WHAT YOU ARE ASKED TO DO.
Reproduce the listing below in full and without alteration, apart from its pictures.

┌─ GIVEN ENTRIES

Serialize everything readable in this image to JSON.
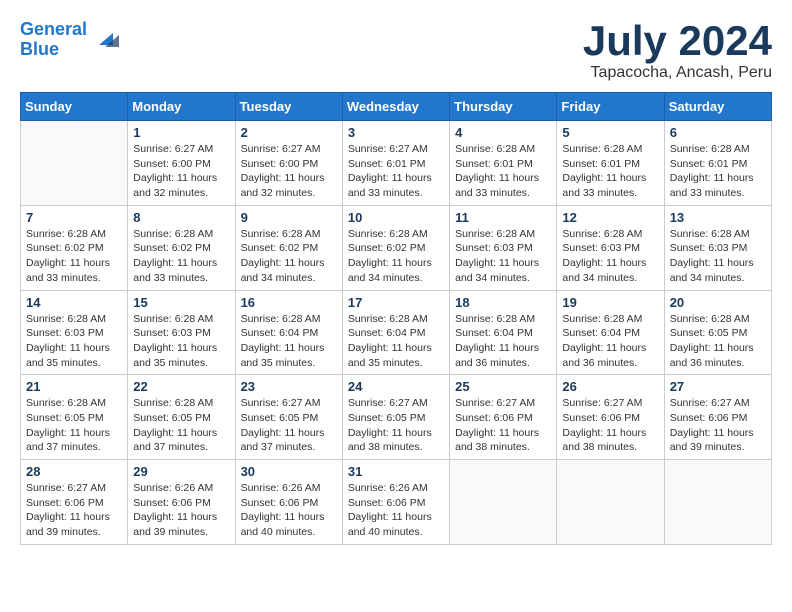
{
  "header": {
    "logo_line1": "General",
    "logo_line2": "Blue",
    "month_year": "July 2024",
    "location": "Tapacocha, Ancash, Peru"
  },
  "days_of_week": [
    "Sunday",
    "Monday",
    "Tuesday",
    "Wednesday",
    "Thursday",
    "Friday",
    "Saturday"
  ],
  "weeks": [
    [
      {
        "day": "",
        "info": ""
      },
      {
        "day": "1",
        "info": "Sunrise: 6:27 AM\nSunset: 6:00 PM\nDaylight: 11 hours\nand 32 minutes."
      },
      {
        "day": "2",
        "info": "Sunrise: 6:27 AM\nSunset: 6:00 PM\nDaylight: 11 hours\nand 32 minutes."
      },
      {
        "day": "3",
        "info": "Sunrise: 6:27 AM\nSunset: 6:01 PM\nDaylight: 11 hours\nand 33 minutes."
      },
      {
        "day": "4",
        "info": "Sunrise: 6:28 AM\nSunset: 6:01 PM\nDaylight: 11 hours\nand 33 minutes."
      },
      {
        "day": "5",
        "info": "Sunrise: 6:28 AM\nSunset: 6:01 PM\nDaylight: 11 hours\nand 33 minutes."
      },
      {
        "day": "6",
        "info": "Sunrise: 6:28 AM\nSunset: 6:01 PM\nDaylight: 11 hours\nand 33 minutes."
      }
    ],
    [
      {
        "day": "7",
        "info": "Sunrise: 6:28 AM\nSunset: 6:02 PM\nDaylight: 11 hours\nand 33 minutes."
      },
      {
        "day": "8",
        "info": "Sunrise: 6:28 AM\nSunset: 6:02 PM\nDaylight: 11 hours\nand 33 minutes."
      },
      {
        "day": "9",
        "info": "Sunrise: 6:28 AM\nSunset: 6:02 PM\nDaylight: 11 hours\nand 34 minutes."
      },
      {
        "day": "10",
        "info": "Sunrise: 6:28 AM\nSunset: 6:02 PM\nDaylight: 11 hours\nand 34 minutes."
      },
      {
        "day": "11",
        "info": "Sunrise: 6:28 AM\nSunset: 6:03 PM\nDaylight: 11 hours\nand 34 minutes."
      },
      {
        "day": "12",
        "info": "Sunrise: 6:28 AM\nSunset: 6:03 PM\nDaylight: 11 hours\nand 34 minutes."
      },
      {
        "day": "13",
        "info": "Sunrise: 6:28 AM\nSunset: 6:03 PM\nDaylight: 11 hours\nand 34 minutes."
      }
    ],
    [
      {
        "day": "14",
        "info": "Sunrise: 6:28 AM\nSunset: 6:03 PM\nDaylight: 11 hours\nand 35 minutes."
      },
      {
        "day": "15",
        "info": "Sunrise: 6:28 AM\nSunset: 6:03 PM\nDaylight: 11 hours\nand 35 minutes."
      },
      {
        "day": "16",
        "info": "Sunrise: 6:28 AM\nSunset: 6:04 PM\nDaylight: 11 hours\nand 35 minutes."
      },
      {
        "day": "17",
        "info": "Sunrise: 6:28 AM\nSunset: 6:04 PM\nDaylight: 11 hours\nand 35 minutes."
      },
      {
        "day": "18",
        "info": "Sunrise: 6:28 AM\nSunset: 6:04 PM\nDaylight: 11 hours\nand 36 minutes."
      },
      {
        "day": "19",
        "info": "Sunrise: 6:28 AM\nSunset: 6:04 PM\nDaylight: 11 hours\nand 36 minutes."
      },
      {
        "day": "20",
        "info": "Sunrise: 6:28 AM\nSunset: 6:05 PM\nDaylight: 11 hours\nand 36 minutes."
      }
    ],
    [
      {
        "day": "21",
        "info": "Sunrise: 6:28 AM\nSunset: 6:05 PM\nDaylight: 11 hours\nand 37 minutes."
      },
      {
        "day": "22",
        "info": "Sunrise: 6:28 AM\nSunset: 6:05 PM\nDaylight: 11 hours\nand 37 minutes."
      },
      {
        "day": "23",
        "info": "Sunrise: 6:27 AM\nSunset: 6:05 PM\nDaylight: 11 hours\nand 37 minutes."
      },
      {
        "day": "24",
        "info": "Sunrise: 6:27 AM\nSunset: 6:05 PM\nDaylight: 11 hours\nand 38 minutes."
      },
      {
        "day": "25",
        "info": "Sunrise: 6:27 AM\nSunset: 6:06 PM\nDaylight: 11 hours\nand 38 minutes."
      },
      {
        "day": "26",
        "info": "Sunrise: 6:27 AM\nSunset: 6:06 PM\nDaylight: 11 hours\nand 38 minutes."
      },
      {
        "day": "27",
        "info": "Sunrise: 6:27 AM\nSunset: 6:06 PM\nDaylight: 11 hours\nand 39 minutes."
      }
    ],
    [
      {
        "day": "28",
        "info": "Sunrise: 6:27 AM\nSunset: 6:06 PM\nDaylight: 11 hours\nand 39 minutes."
      },
      {
        "day": "29",
        "info": "Sunrise: 6:26 AM\nSunset: 6:06 PM\nDaylight: 11 hours\nand 39 minutes."
      },
      {
        "day": "30",
        "info": "Sunrise: 6:26 AM\nSunset: 6:06 PM\nDaylight: 11 hours\nand 40 minutes."
      },
      {
        "day": "31",
        "info": "Sunrise: 6:26 AM\nSunset: 6:06 PM\nDaylight: 11 hours\nand 40 minutes."
      },
      {
        "day": "",
        "info": ""
      },
      {
        "day": "",
        "info": ""
      },
      {
        "day": "",
        "info": ""
      }
    ]
  ]
}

└─

EXERCISE OUTPUT.
Serialize everything readable in this image to JSON.
{
  "header": {
    "logo_line1": "General",
    "logo_line2": "Blue",
    "month_year": "July 2024",
    "location": "Tapacocha, Ancash, Peru"
  },
  "days_of_week": [
    "Sunday",
    "Monday",
    "Tuesday",
    "Wednesday",
    "Thursday",
    "Friday",
    "Saturday"
  ],
  "weeks": [
    [
      {
        "day": "",
        "info": ""
      },
      {
        "day": "1",
        "info": "Sunrise: 6:27 AM\nSunset: 6:00 PM\nDaylight: 11 hours\nand 32 minutes."
      },
      {
        "day": "2",
        "info": "Sunrise: 6:27 AM\nSunset: 6:00 PM\nDaylight: 11 hours\nand 32 minutes."
      },
      {
        "day": "3",
        "info": "Sunrise: 6:27 AM\nSunset: 6:01 PM\nDaylight: 11 hours\nand 33 minutes."
      },
      {
        "day": "4",
        "info": "Sunrise: 6:28 AM\nSunset: 6:01 PM\nDaylight: 11 hours\nand 33 minutes."
      },
      {
        "day": "5",
        "info": "Sunrise: 6:28 AM\nSunset: 6:01 PM\nDaylight: 11 hours\nand 33 minutes."
      },
      {
        "day": "6",
        "info": "Sunrise: 6:28 AM\nSunset: 6:01 PM\nDaylight: 11 hours\nand 33 minutes."
      }
    ],
    [
      {
        "day": "7",
        "info": "Sunrise: 6:28 AM\nSunset: 6:02 PM\nDaylight: 11 hours\nand 33 minutes."
      },
      {
        "day": "8",
        "info": "Sunrise: 6:28 AM\nSunset: 6:02 PM\nDaylight: 11 hours\nand 33 minutes."
      },
      {
        "day": "9",
        "info": "Sunrise: 6:28 AM\nSunset: 6:02 PM\nDaylight: 11 hours\nand 34 minutes."
      },
      {
        "day": "10",
        "info": "Sunrise: 6:28 AM\nSunset: 6:02 PM\nDaylight: 11 hours\nand 34 minutes."
      },
      {
        "day": "11",
        "info": "Sunrise: 6:28 AM\nSunset: 6:03 PM\nDaylight: 11 hours\nand 34 minutes."
      },
      {
        "day": "12",
        "info": "Sunrise: 6:28 AM\nSunset: 6:03 PM\nDaylight: 11 hours\nand 34 minutes."
      },
      {
        "day": "13",
        "info": "Sunrise: 6:28 AM\nSunset: 6:03 PM\nDaylight: 11 hours\nand 34 minutes."
      }
    ],
    [
      {
        "day": "14",
        "info": "Sunrise: 6:28 AM\nSunset: 6:03 PM\nDaylight: 11 hours\nand 35 minutes."
      },
      {
        "day": "15",
        "info": "Sunrise: 6:28 AM\nSunset: 6:03 PM\nDaylight: 11 hours\nand 35 minutes."
      },
      {
        "day": "16",
        "info": "Sunrise: 6:28 AM\nSunset: 6:04 PM\nDaylight: 11 hours\nand 35 minutes."
      },
      {
        "day": "17",
        "info": "Sunrise: 6:28 AM\nSunset: 6:04 PM\nDaylight: 11 hours\nand 35 minutes."
      },
      {
        "day": "18",
        "info": "Sunrise: 6:28 AM\nSunset: 6:04 PM\nDaylight: 11 hours\nand 36 minutes."
      },
      {
        "day": "19",
        "info": "Sunrise: 6:28 AM\nSunset: 6:04 PM\nDaylight: 11 hours\nand 36 minutes."
      },
      {
        "day": "20",
        "info": "Sunrise: 6:28 AM\nSunset: 6:05 PM\nDaylight: 11 hours\nand 36 minutes."
      }
    ],
    [
      {
        "day": "21",
        "info": "Sunrise: 6:28 AM\nSunset: 6:05 PM\nDaylight: 11 hours\nand 37 minutes."
      },
      {
        "day": "22",
        "info": "Sunrise: 6:28 AM\nSunset: 6:05 PM\nDaylight: 11 hours\nand 37 minutes."
      },
      {
        "day": "23",
        "info": "Sunrise: 6:27 AM\nSunset: 6:05 PM\nDaylight: 11 hours\nand 37 minutes."
      },
      {
        "day": "24",
        "info": "Sunrise: 6:27 AM\nSunset: 6:05 PM\nDaylight: 11 hours\nand 38 minutes."
      },
      {
        "day": "25",
        "info": "Sunrise: 6:27 AM\nSunset: 6:06 PM\nDaylight: 11 hours\nand 38 minutes."
      },
      {
        "day": "26",
        "info": "Sunrise: 6:27 AM\nSunset: 6:06 PM\nDaylight: 11 hours\nand 38 minutes."
      },
      {
        "day": "27",
        "info": "Sunrise: 6:27 AM\nSunset: 6:06 PM\nDaylight: 11 hours\nand 39 minutes."
      }
    ],
    [
      {
        "day": "28",
        "info": "Sunrise: 6:27 AM\nSunset: 6:06 PM\nDaylight: 11 hours\nand 39 minutes."
      },
      {
        "day": "29",
        "info": "Sunrise: 6:26 AM\nSunset: 6:06 PM\nDaylight: 11 hours\nand 39 minutes."
      },
      {
        "day": "30",
        "info": "Sunrise: 6:26 AM\nSunset: 6:06 PM\nDaylight: 11 hours\nand 40 minutes."
      },
      {
        "day": "31",
        "info": "Sunrise: 6:26 AM\nSunset: 6:06 PM\nDaylight: 11 hours\nand 40 minutes."
      },
      {
        "day": "",
        "info": ""
      },
      {
        "day": "",
        "info": ""
      },
      {
        "day": "",
        "info": ""
      }
    ]
  ]
}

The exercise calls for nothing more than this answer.